Written task: Copy each line of the material below that includes the string "image".

Stored records:
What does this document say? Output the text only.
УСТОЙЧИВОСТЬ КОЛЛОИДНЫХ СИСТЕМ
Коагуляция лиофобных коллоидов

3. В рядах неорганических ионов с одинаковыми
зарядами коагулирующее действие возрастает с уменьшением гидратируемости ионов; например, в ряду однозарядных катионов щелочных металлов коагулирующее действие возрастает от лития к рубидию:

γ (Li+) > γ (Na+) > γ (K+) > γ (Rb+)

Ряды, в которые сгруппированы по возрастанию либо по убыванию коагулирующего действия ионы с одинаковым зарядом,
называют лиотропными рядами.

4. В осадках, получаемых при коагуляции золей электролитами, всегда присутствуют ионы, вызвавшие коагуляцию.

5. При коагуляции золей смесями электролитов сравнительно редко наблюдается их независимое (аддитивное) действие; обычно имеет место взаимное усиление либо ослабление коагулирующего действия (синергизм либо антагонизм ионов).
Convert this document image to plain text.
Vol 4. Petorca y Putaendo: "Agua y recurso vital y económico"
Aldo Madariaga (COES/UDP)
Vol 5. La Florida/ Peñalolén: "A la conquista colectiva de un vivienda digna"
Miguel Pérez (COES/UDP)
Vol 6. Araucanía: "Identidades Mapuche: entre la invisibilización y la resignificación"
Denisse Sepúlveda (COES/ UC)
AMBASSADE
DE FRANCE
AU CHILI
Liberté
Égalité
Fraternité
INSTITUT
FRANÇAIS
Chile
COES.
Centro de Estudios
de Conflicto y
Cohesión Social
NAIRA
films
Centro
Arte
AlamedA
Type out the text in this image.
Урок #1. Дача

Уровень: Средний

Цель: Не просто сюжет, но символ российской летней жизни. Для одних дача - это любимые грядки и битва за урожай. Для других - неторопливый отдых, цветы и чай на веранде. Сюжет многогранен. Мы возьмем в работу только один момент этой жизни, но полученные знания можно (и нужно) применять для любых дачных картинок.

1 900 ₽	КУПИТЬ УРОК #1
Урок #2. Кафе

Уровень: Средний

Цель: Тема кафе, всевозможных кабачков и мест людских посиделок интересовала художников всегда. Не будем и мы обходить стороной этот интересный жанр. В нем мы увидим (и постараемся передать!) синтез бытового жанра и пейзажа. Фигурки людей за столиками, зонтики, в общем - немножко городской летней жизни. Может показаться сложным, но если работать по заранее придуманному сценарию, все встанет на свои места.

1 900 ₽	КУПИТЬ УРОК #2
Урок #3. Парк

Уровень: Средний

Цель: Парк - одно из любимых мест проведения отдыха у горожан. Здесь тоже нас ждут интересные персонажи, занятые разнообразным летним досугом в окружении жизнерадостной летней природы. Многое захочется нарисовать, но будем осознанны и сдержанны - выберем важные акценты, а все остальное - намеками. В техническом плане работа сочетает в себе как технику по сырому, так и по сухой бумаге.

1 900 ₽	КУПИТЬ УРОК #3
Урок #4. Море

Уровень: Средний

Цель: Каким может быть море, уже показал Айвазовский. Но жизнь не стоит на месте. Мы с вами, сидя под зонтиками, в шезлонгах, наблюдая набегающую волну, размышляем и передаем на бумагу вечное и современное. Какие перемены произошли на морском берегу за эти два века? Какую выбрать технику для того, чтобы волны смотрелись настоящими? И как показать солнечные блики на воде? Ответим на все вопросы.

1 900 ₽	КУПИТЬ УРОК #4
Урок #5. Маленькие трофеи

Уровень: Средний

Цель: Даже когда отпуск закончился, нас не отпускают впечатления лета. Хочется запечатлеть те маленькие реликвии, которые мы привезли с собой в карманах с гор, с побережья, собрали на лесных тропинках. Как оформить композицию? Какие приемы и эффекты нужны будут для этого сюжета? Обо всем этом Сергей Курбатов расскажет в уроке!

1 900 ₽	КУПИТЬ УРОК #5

Solution to this problem:
Convert this document image to plain text.
Type out the text in this image.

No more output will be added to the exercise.